Information shown.
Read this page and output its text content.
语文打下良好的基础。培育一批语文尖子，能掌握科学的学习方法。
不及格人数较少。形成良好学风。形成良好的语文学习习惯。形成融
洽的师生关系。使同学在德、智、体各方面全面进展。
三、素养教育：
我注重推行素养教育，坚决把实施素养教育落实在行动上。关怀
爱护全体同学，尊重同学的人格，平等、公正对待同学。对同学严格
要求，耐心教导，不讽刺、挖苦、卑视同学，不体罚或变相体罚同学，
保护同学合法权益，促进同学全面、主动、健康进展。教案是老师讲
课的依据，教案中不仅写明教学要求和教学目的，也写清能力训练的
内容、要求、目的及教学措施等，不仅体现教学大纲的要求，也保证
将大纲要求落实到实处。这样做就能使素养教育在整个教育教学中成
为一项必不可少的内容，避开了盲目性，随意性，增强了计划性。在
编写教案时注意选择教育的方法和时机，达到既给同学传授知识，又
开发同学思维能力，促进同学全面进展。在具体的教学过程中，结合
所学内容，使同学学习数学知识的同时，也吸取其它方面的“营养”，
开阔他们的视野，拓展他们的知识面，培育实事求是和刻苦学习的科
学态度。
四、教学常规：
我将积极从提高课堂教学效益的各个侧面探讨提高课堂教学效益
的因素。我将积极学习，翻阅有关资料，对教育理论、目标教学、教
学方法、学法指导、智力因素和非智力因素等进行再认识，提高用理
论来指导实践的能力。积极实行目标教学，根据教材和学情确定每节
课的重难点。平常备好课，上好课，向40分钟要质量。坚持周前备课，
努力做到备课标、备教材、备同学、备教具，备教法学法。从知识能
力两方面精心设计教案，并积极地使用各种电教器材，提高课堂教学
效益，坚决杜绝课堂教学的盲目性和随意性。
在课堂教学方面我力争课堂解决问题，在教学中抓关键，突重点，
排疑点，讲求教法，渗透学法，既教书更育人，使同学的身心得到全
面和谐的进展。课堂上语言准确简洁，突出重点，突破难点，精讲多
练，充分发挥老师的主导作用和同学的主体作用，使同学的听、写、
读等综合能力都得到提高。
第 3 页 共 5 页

What is asked. Write out every entry exactly as given.

Finished answer.
Read this page and output its text content.
语文打下良好的基础。培育一批语文尖子，能掌握科学的学习方法。
不及格人数较少。形成良好学风。形成良好的语文学习习惯。形成融
洽的师生关系。使同学在德、智、体各方面全面进展。
三、素养教育：
我注重推行素养教育，坚决把实施素养教育落实在行动上。关怀
爱护全体同学，尊重同学的人格，平等、公正对待同学。对同学严格
要求，耐心教导，不讽刺、挖苦、卑视同学，不体罚或变相体罚同学，
保护同学合法权益，促进同学全面、主动、健康进展。教案是老师讲
课的依据，教案中不仅写明教学要求和教学目的，也写清能力训练的
内容、要求、目的及教学措施等，不仅体现教学大纲的要求，也保证
将大纲要求落实到实处。这样做就能使素养教育在整个教育教学中成
为一项必不可少的内容，避开了盲目性，随意性，增强了计划性。在
编写教案时注意选择教育的方法和时机，达到既给同学传授知识，又
开发同学思维能力，促进同学全面进展。在具体的教学过程中，结合
所学内容，使同学学习数学知识的同时，也吸取其它方面的“营养”，
开阔他们的视野，拓展他们的知识面，培育实事求是和刻苦学习的科
学态度。
四、教学常规：
我将积极从提高课堂教学效益的各个侧面探讨提高课堂教学效益
的因素。我将积极学习，翻阅有关资料，对教育理论、目标教学、教
学方法、学法指导、智力因素和非智力因素等进行再认识，提高用理
论来指导实践的能力。积极实行目标教学，根据教材和学情确定每节
课的重难点。平常备好课，上好课，向40分钟要质量。坚持周前备课，
努力做到备课标、备教材、备同学、备教具，备教法学法。从知识能
力两方面精心设计教案，并积极地使用各种电教器材，提高课堂教学
效益，坚决杜绝课堂教学的盲目性和随意性。
在课堂教学方面我力争课堂解决问题，在教学中抓关键，突重点，
排疑点，讲求教法，渗透学法，既教书更育人，使同学的身心得到全
面和谐的进展。课堂上语言准确简洁，突出重点，突破难点，精讲多
练，充分发挥老师的主导作用和同学的主体作用，使同学的听、写、
读等综合能力都得到提高。
第 3 页 共 5 页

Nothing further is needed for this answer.